>> BEGIN

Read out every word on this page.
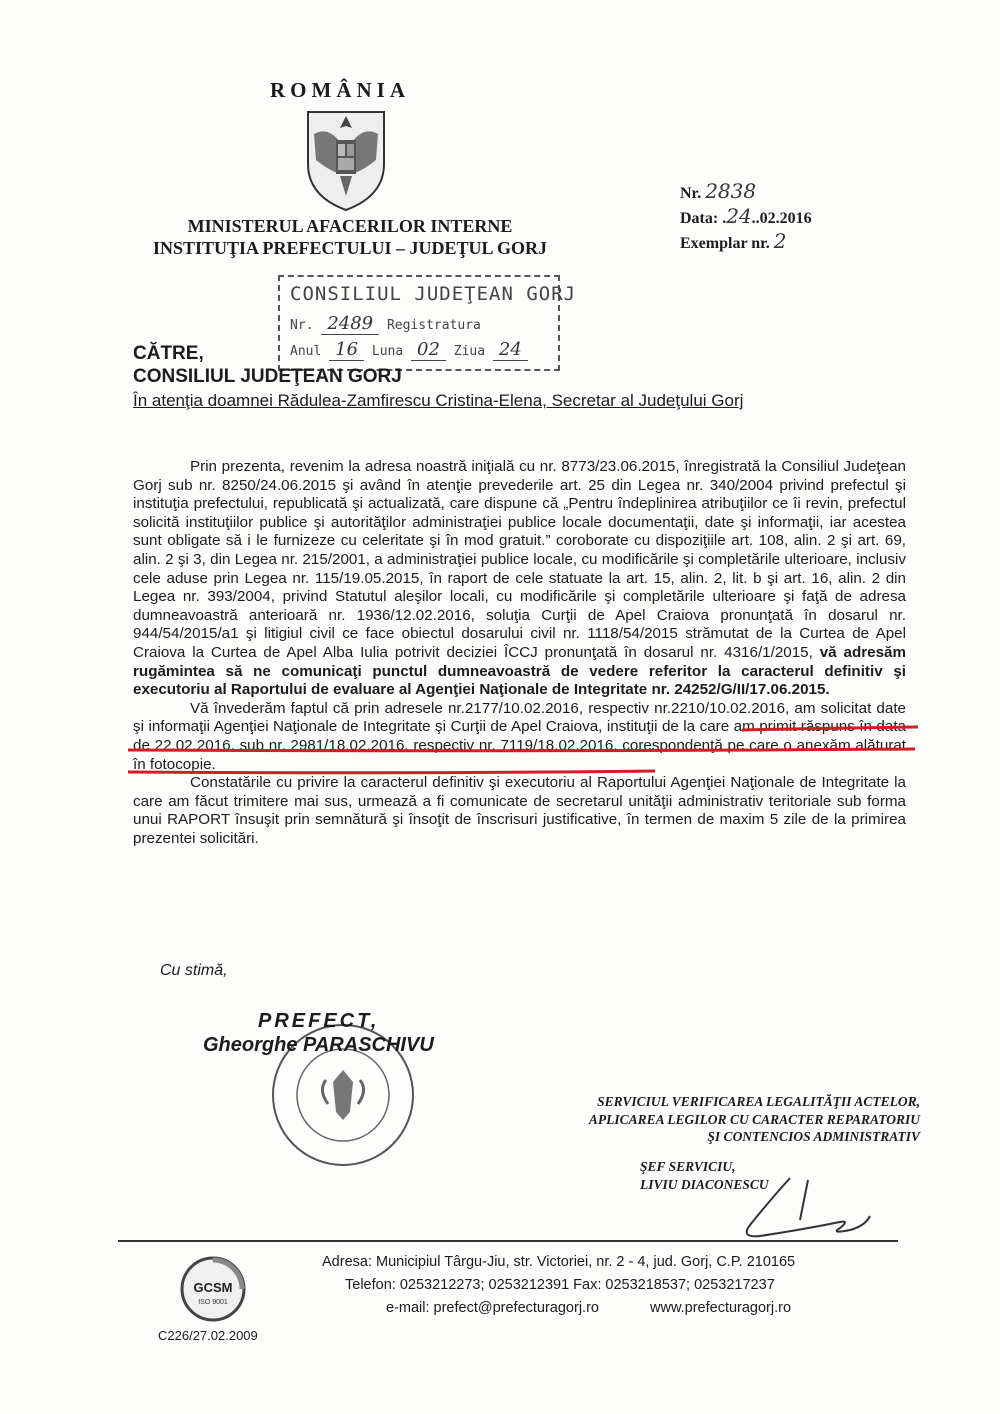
ROMÂNIA
MINISTERUL AFACERILOR INTERNE
INSTITUŢIA PREFECTULUI – JUDEŢUL GORJ
Nr. 2838
Data: .24..02.2016
Exemplar nr. 2
CONSILIUL JUDEŢEAN GORJ
Nr. 2489 Registratura
Anul 16 Luna 02 Ziua 24
CĂTRE,
CONSILIUL JUDEŢEAN GORJ
În atenţia doamnei Rădulea-Zamfirescu Cristina-Elena, Secretar al Judeţului Gorj

Prin prezenta, revenim la adresa noastră iniţială cu nr. 8773/23.06.2015, înregistrată la Consiliul Judeţean Gorj sub nr. 8250/24.06.2015 şi având în atenţie prevederile art. 25 din Legea nr. 340/2004 privind prefectul şi instituţia prefectului, republicată şi actualizată, care dispune că „Pentru îndeplinirea atribuţiilor ce îi revin, prefectul solicită instituţiilor publice şi autorităţilor administraţiei publice locale documentaţii, date şi informaţii, iar acestea sunt obligate să i le furnizeze cu celeritate şi în mod gratuit.” coroborate cu dispoziţiile art. 108, alin. 2 şi art. 69, alin. 2 şi 3, din Legea nr. 215/2001, a administraţiei publice locale, cu modificările şi completările ulterioare, inclusiv cele aduse prin Legea nr. 115/19.05.2015, în raport de cele statuate la art. 15, alin. 2, lit. b şi art. 16, alin. 2 din Legea nr. 393/2004, privind Statutul aleşilor locali, cu modificările şi completările ulterioare şi faţă de adresa dumneavoastră anterioară nr. 1936/12.02.2016, soluţia Curţii de Apel Craiova pronunţată în dosarul nr. 944/54/2015/a1 şi litigiul civil ce face obiectul dosarului civil nr. 1118/54/2015 strămutat de la Curtea de Apel Craiova la Curtea de Apel Alba Iulia potrivit deciziei ÎCCJ pronunţată în dosarul nr. 4316/1/2015, vă adresăm rugămintea să ne comunicaţi punctul dumneavoastră de vedere referitor la caracterul definitiv şi executoriu al Raportului de evaluare al Agenţiei Naţionale de Integritate nr. 24252/G/II/17.06.2015.

Vă învederăm faptul că prin adresele nr.2177/10.02.2016, respectiv nr.2210/10.02.2016, am solicitat date şi informaţii Agenţiei Naţionale de Integritate şi Curţii de Apel Craiova, instituţii de la care am primit răspuns în data de 22.02.2016, sub nr. 2981/18.02.2016, respectiv nr. 7119/18.02.2016, corespondenţă pe care o anexăm alăturat în fotocopie.

Constatările cu privire la caracterul definitiv şi executoriu al Raportului Agenţiei Naţionale de Integritate la care am făcut trimitere mai sus, urmează a fi comunicate de secretarul unităţii administrativ teritoriale sub forma unui RAPORT însuşit prin semnătură şi însoţit de înscrisuri justificative, în termen de maxim 5 zile de la primirea prezentei solicitări.

Cu stimă,
PREFECT,
Gheorghe PARASCHIVU
SERVICIUL VERIFICAREA LEGALITĂŢII ACTELOR,
APLICAREA LEGILOR CU CARACTER REPARATORIU
ŞI CONTENCIOS ADMINISTRATIV
ŞEF SERVICIU,
LIVIU DIACONESCU
GCSM
ISO 9001
C226/27.02.2009
Adresa: Municipiul Târgu-Jiu, str. Victoriei, nr. 2 - 4, jud. Gorj, C.P. 210165
Telefon: 0253212273; 0253212391 Fax: 0253218537; 0253217237
e-mail: prefect@prefecturagorj.ro	www.prefecturagorj.ro
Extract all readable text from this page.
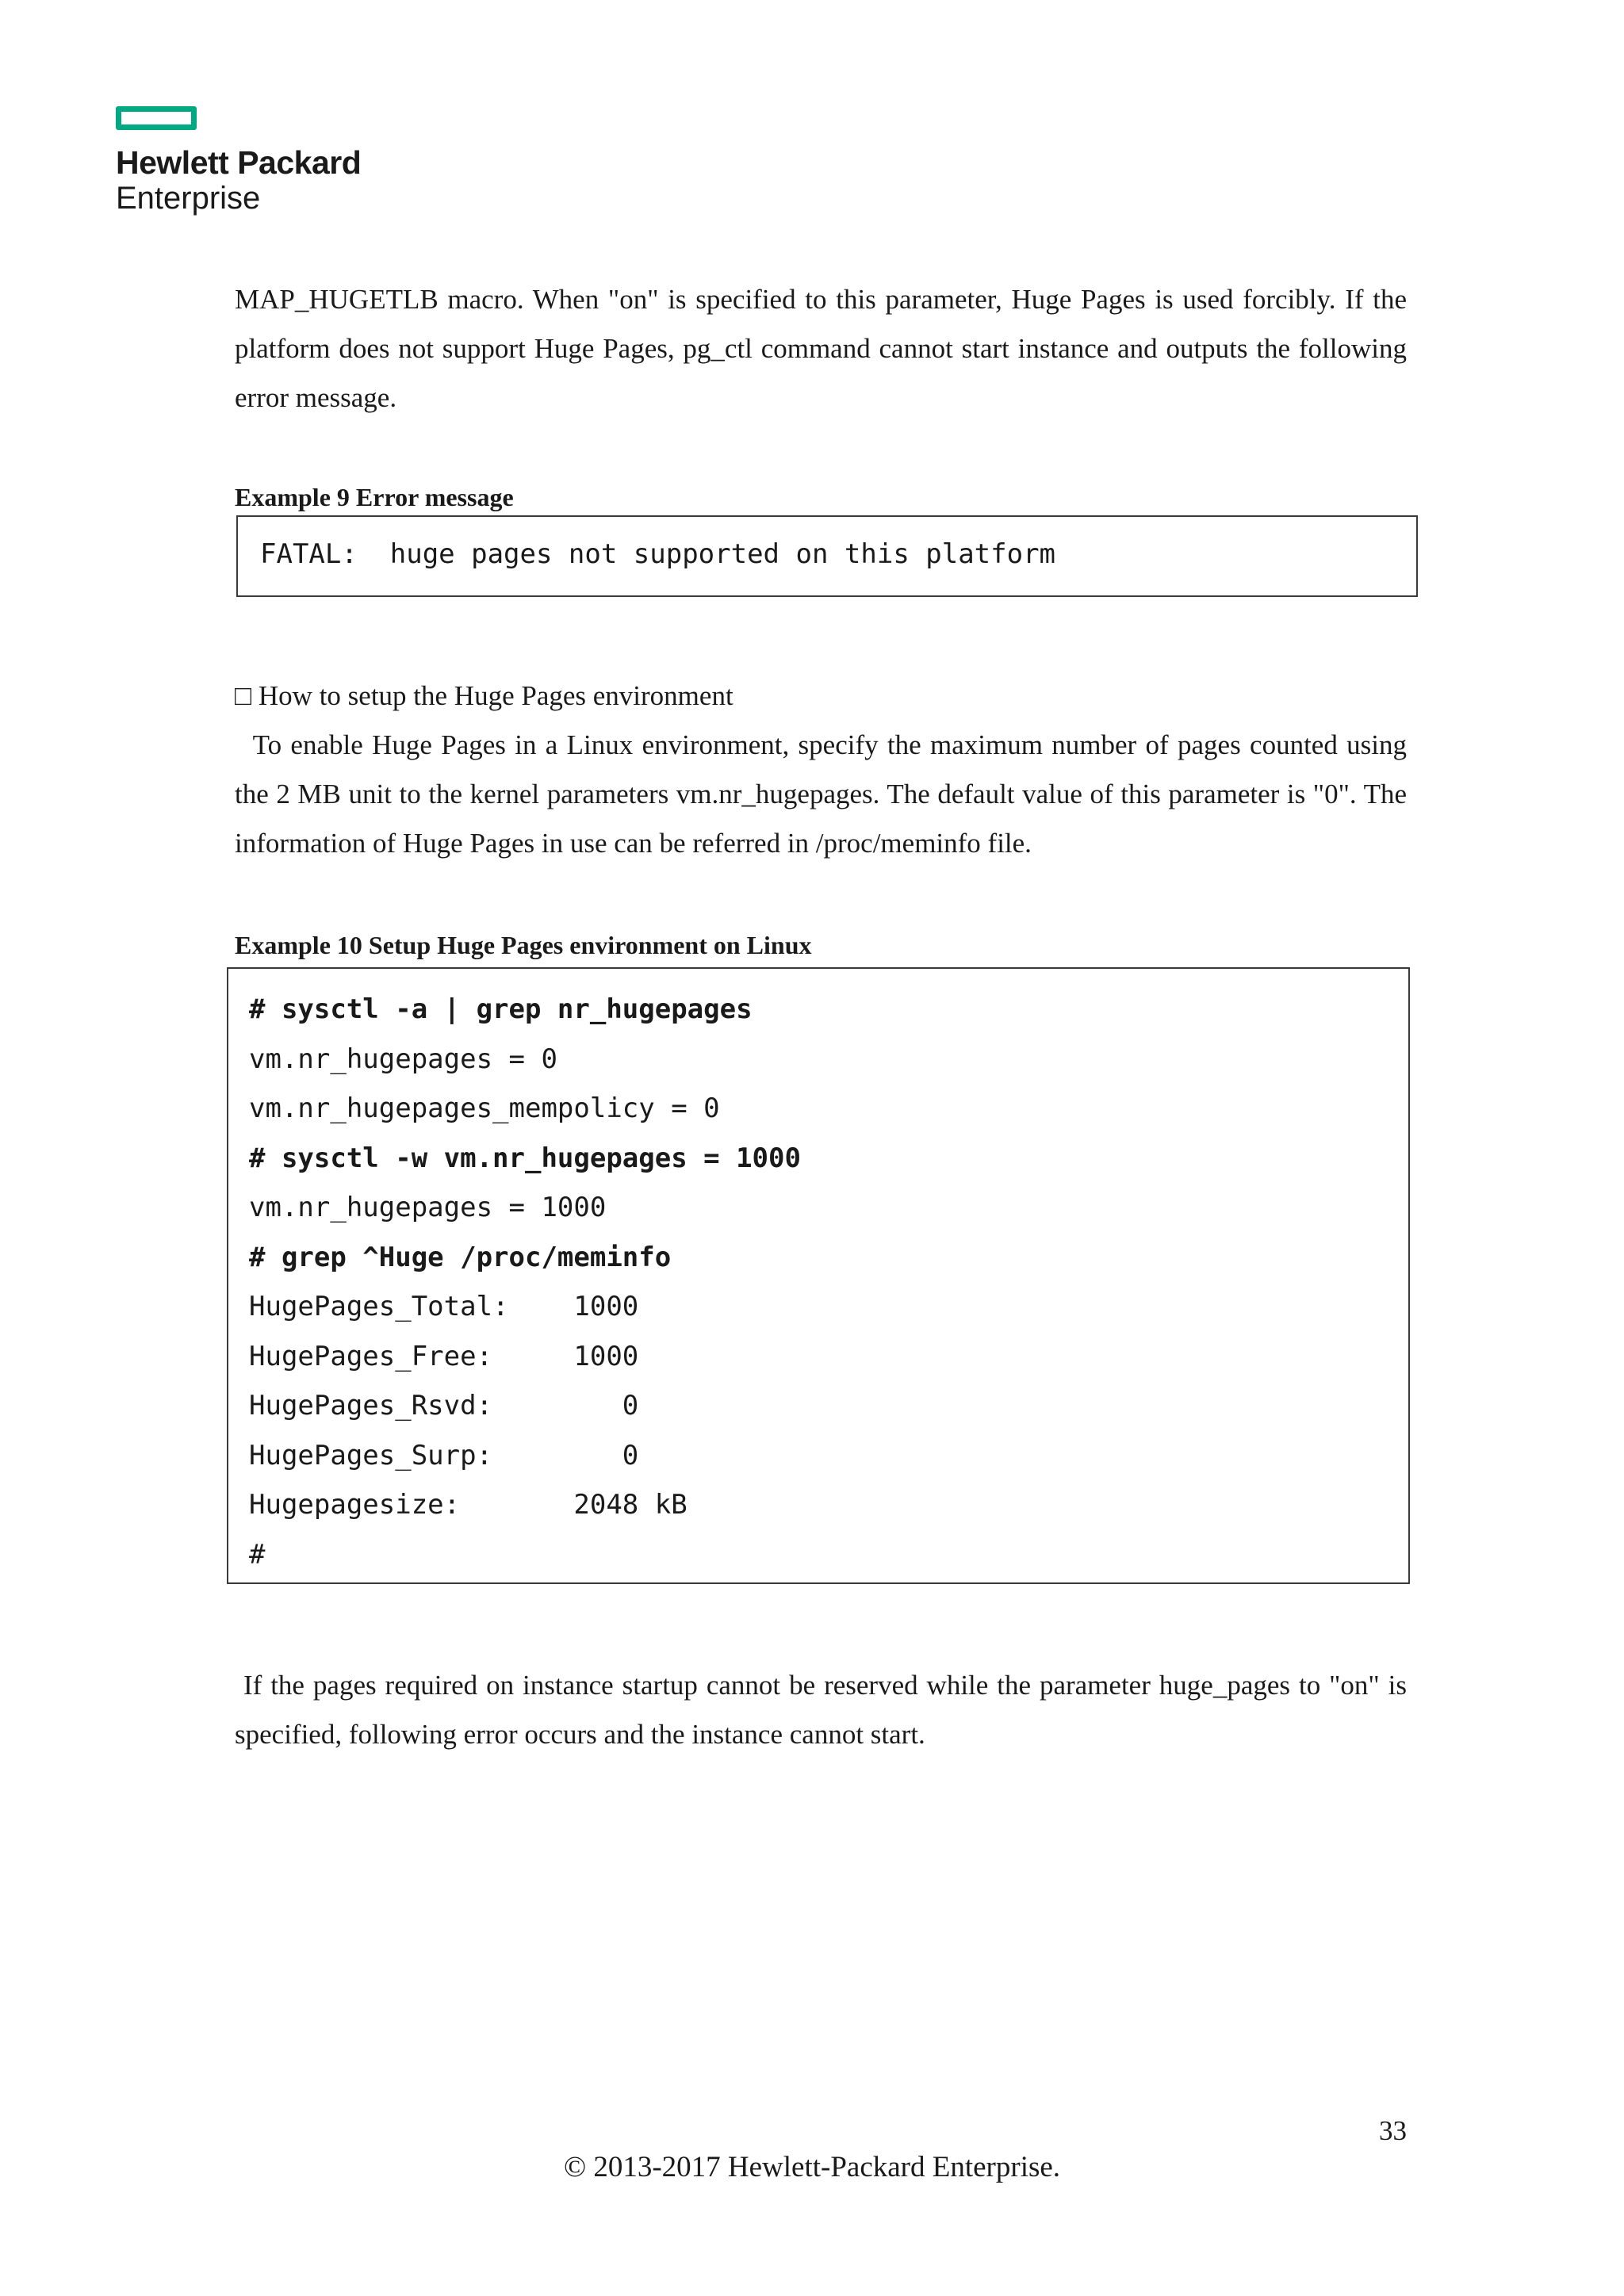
Hewlett Packard
Enterprise

MAP_HUGETLB macro. When "on" is specified to this parameter, Huge Pages is used forcibly. If the platform does not support Huge Pages, pg_ctl command cannot start instance and outputs the following error message.

Example 9 Error message

FATAL:  huge pages not supported on this platform

□ How to setup the Huge Pages environment

To enable Huge Pages in a Linux environment, specify the maximum number of pages counted using the 2 MB unit to the kernel parameters vm.nr_hugepages. The default value of this parameter is "0". The information of Huge Pages in use can be referred in /proc/meminfo file.

Example 10 Setup Huge Pages environment on Linux

# sysctl -a | grep nr_hugepages
vm.nr_hugepages = 0
vm.nr_hugepages_mempolicy = 0
# sysctl -w vm.nr_hugepages = 1000
vm.nr_hugepages = 1000
# grep ^Huge /proc/meminfo
HugePages_Total:    1000
HugePages_Free:     1000
HugePages_Rsvd:        0
HugePages_Surp:        0
Hugepagesize:       2048 kB
#

If the pages required on instance startup cannot be reserved while the parameter huge_pages to "on" is specified, following error occurs and the instance cannot start.

33

© 2013-2017 Hewlett-Packard Enterprise.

>> END

Exercise details: In the lines above, locate the string "Example". Copy every line where it occurs.

Task response:
Example 9 Error message
Example 10 Setup Huge Pages environment on Linux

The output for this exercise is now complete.